Stored data entries:
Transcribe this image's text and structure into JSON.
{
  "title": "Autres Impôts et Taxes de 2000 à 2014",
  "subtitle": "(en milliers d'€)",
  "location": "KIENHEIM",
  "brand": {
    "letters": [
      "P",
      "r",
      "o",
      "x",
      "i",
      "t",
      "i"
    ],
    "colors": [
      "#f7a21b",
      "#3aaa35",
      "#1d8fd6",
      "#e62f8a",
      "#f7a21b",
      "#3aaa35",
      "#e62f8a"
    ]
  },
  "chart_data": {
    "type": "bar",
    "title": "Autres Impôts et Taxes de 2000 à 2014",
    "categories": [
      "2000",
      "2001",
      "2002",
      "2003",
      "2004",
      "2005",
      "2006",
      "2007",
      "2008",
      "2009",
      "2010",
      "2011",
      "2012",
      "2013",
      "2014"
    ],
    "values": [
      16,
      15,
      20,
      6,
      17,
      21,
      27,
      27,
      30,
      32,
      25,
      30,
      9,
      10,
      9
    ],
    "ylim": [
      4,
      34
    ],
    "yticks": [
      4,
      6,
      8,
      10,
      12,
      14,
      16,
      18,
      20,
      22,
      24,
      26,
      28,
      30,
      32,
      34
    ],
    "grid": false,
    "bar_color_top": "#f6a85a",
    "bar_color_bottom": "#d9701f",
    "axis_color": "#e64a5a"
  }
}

*WHAT THIS TASK INVOLVES*. Quote the data in full, keeping each word unchanged.

*RESPONSE*.
Transcribe this image's text and structure into JSON.
{
  "title": "Autres Impôts et Taxes de 2000 à 2014",
  "subtitle": "(en milliers d'€)",
  "location": "KIENHEIM",
  "brand": {
    "letters": [
      "P",
      "r",
      "o",
      "x",
      "i",
      "t",
      "i"
    ],
    "colors": [
      "#f7a21b",
      "#3aaa35",
      "#1d8fd6",
      "#e62f8a",
      "#f7a21b",
      "#3aaa35",
      "#e62f8a"
    ]
  },
  "chart_data": {
    "type": "bar",
    "title": "Autres Impôts et Taxes de 2000 à 2014",
    "categories": [
      "2000",
      "2001",
      "2002",
      "2003",
      "2004",
      "2005",
      "2006",
      "2007",
      "2008",
      "2009",
      "2010",
      "2011",
      "2012",
      "2013",
      "2014"
    ],
    "values": [
      16,
      15,
      20,
      6,
      17,
      21,
      27,
      27,
      30,
      32,
      25,
      30,
      9,
      10,
      9
    ],
    "ylim": [
      4,
      34
    ],
    "yticks": [
      4,
      6,
      8,
      10,
      12,
      14,
      16,
      18,
      20,
      22,
      24,
      26,
      28,
      30,
      32,
      34
    ],
    "grid": false,
    "bar_color_top": "#f6a85a",
    "bar_color_bottom": "#d9701f",
    "axis_color": "#e64a5a"
  }
}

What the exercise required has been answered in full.